» **PROMPT**
Give back the entire listing verbatim.
-- RECORDS FOR THIS TASK start --
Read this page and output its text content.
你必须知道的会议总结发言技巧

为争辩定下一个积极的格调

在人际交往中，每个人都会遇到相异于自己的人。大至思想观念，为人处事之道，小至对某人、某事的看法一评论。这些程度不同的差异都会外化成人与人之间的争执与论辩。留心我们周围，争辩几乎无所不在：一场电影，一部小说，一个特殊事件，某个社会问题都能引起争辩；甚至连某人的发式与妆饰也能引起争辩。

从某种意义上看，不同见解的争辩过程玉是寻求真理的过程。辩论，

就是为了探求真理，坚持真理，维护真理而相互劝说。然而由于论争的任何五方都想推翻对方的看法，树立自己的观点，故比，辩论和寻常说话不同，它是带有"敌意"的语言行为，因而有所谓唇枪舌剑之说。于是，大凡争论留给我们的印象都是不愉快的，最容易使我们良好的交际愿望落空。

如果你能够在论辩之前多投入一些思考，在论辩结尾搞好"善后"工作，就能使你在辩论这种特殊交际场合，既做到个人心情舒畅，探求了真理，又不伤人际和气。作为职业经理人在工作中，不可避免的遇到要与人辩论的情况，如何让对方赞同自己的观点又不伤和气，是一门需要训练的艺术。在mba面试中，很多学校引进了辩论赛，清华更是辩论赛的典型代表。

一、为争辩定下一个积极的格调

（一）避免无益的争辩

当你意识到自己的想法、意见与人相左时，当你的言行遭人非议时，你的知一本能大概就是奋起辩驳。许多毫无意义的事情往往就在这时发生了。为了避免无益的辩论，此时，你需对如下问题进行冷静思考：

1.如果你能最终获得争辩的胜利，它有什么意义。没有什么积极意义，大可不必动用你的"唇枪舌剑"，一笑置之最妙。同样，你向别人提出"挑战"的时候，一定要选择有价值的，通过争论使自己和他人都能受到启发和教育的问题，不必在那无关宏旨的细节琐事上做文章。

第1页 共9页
-- RECORDS FOR THIS TASK end --
» **THE OUTPUT**
Read this page and output its text content.
你必须知道的会议总结发言技巧

为争辩定下一个积极的格调

在人际交往中，每个人都会遇到相异于自己的人。大至思想观念，为人处事之道，小至对某人、某事的看法一评论。这些程度不同的差异都会外化成人与人之间的争执与论辩。留心我们周围，争辩几乎无所不在：一场电影，一部小说，一个特殊事件，某个社会问题都能引起争辩；甚至连某人的发式与妆饰也能引起争辩。

从某种意义上看，不同见解的争辩过程玉是寻求真理的过程。辩论，

就是为了探求真理，坚持真理，维护真理而相互劝说。然而由于论争的任何五方都想推翻对方的看法，树立自己的观点，故比，辩论和寻常说话不同，它是带有"敌意"的语言行为，因而有所谓唇枪舌剑之说。于是，大凡争论留给我们的印象都是不愉快的，最容易使我们良好的交际愿望落空。

如果你能够在论辩之前多投入一些思考，在论辩结尾搞好"善后"工作，就能使你在辩论这种特殊交际场合，既做到个人心情舒畅，探求了真理，又不伤人际和气。作为职业经理人在工作中，不可避免的遇到要与人辩论的情况，如何让对方赞同自己的观点又不伤和气，是一门需要训练的艺术。在mba面试中，很多学校引进了辩论赛，清华更是辩论赛的典型代表。

一、为争辩定下一个积极的格调

（一）避免无益的争辩

当你意识到自己的想法、意见与人相左时，当你的言行遭人非议时，你的知一本能大概就是奋起辩驳。许多毫无意义的事情往往就在这时发生了。为了避免无益的辩论，此时，你需对如下问题进行冷静思考：

1.如果你能最终获得争辩的胜利，它有什么意义。没有什么积极意义，大可不必动用你的"唇枪舌剑"，一笑置之最妙。同样，你向别人提出"挑战"的时候，一定要选择有价值的，通过争论使自己和他人都能受到启发和教育的问题，不必在那无关宏旨的细节琐事上做文章。

第1页 共9页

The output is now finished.